**Task instructions:** Copy all the data exactly, except the pictures.

+ + +

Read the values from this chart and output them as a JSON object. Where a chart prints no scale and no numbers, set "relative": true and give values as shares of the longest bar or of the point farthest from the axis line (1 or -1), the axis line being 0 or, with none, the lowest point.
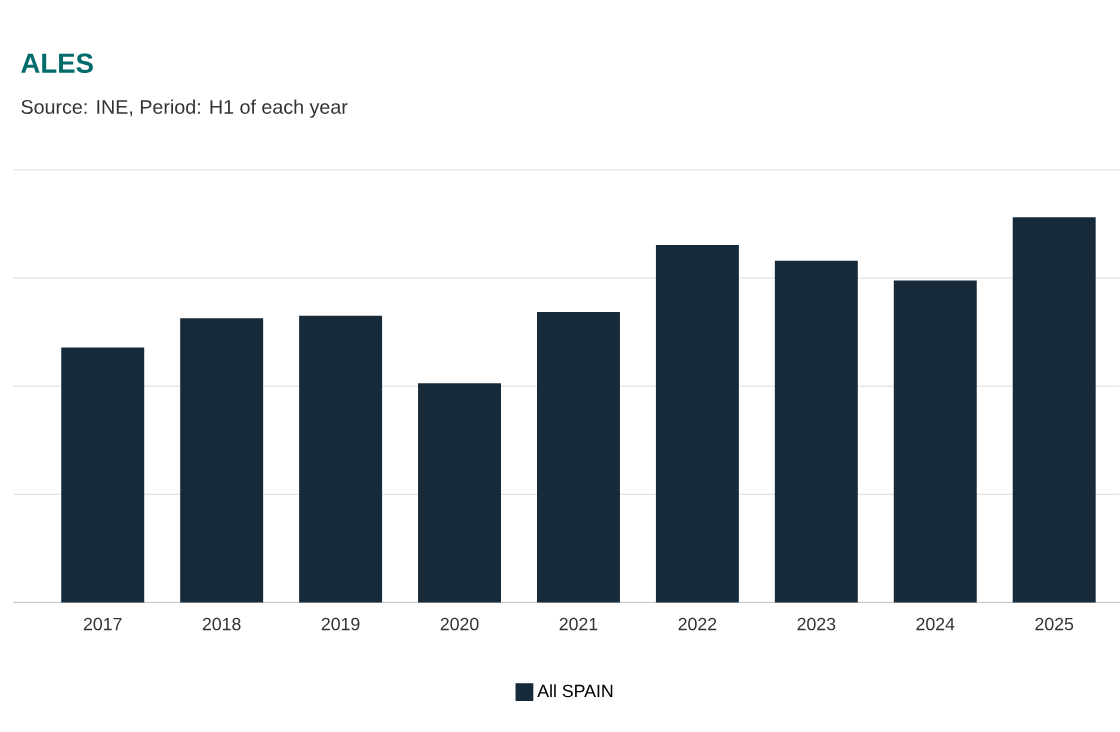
{
  "chart_data": {
    "type": "bar",
    "title": "ALES",
    "subtitle": "Source: INE, Period: H1 of each year",
    "categories": [
      "2017",
      "2018",
      "2019",
      "2020",
      "2021",
      "2022",
      "2023",
      "2024",
      "2025"
    ],
    "series": [
      {
        "name": "All SPAIN",
        "color": "#172a3a",
        "values": [
          0.662,
          0.738,
          0.744,
          0.569,
          0.754,
          0.928,
          0.887,
          0.836,
          1
        ]
      }
    ],
    "relative": true,
    "grid": "y",
    "legend": "bottom"
  }
}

+ + +

**Written answer:**
Read the values from this chart and output them as a JSON object. Where a chart prints no scale and no numbers, set "relative": true and give values as shares of the longest bar or of the point farthest from the axis line (1 or -1), the axis line being 0 or, with none, the lowest point.
{
  "chart_data": {
    "type": "bar",
    "title": "ALES",
    "subtitle": "Source: INE, Period: H1 of each year",
    "categories": [
      "2017",
      "2018",
      "2019",
      "2020",
      "2021",
      "2022",
      "2023",
      "2024",
      "2025"
    ],
    "series": [
      {
        "name": "All SPAIN",
        "color": "#172a3a",
        "values": [
          0.662,
          0.738,
          0.744,
          0.569,
          0.754,
          0.928,
          0.887,
          0.836,
          1
        ]
      }
    ],
    "relative": true,
    "grid": "y",
    "legend": "bottom"
  }
}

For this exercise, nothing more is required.